The problem – Each line of the listing that contains the word "this" is to be copied.

Data provided –
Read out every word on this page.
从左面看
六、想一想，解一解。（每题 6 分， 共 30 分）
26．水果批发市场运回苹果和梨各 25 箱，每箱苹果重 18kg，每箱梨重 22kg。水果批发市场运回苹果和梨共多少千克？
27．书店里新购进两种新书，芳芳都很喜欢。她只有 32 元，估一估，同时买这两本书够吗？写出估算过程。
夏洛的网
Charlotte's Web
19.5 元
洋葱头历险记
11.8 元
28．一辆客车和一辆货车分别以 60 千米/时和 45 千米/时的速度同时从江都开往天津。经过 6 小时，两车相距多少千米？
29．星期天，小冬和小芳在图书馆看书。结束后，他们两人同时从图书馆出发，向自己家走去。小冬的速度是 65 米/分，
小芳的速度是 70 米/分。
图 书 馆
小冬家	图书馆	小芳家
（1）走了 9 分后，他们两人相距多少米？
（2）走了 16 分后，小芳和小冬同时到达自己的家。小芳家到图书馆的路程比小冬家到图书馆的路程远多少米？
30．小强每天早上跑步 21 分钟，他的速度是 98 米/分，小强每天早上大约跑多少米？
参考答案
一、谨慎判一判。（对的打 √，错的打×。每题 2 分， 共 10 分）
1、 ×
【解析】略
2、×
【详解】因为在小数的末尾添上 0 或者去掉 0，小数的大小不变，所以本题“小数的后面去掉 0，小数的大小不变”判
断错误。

...

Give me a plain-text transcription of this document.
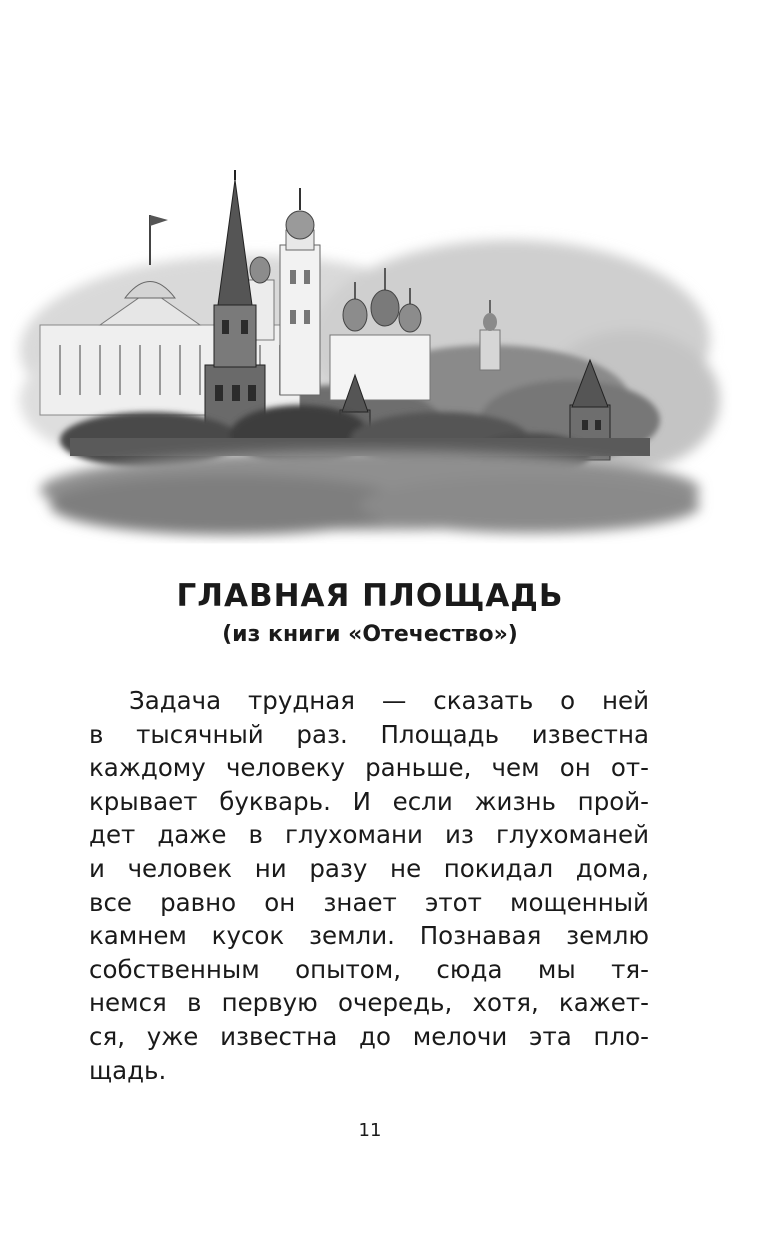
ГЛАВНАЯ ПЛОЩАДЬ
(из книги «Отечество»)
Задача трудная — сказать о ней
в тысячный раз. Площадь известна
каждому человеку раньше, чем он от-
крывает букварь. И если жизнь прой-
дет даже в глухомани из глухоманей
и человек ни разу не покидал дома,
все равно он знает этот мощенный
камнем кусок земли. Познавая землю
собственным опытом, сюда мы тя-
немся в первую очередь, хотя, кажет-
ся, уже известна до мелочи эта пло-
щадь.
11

Response –
Read out every word on this page.
Give me a plain-text transcription of this document.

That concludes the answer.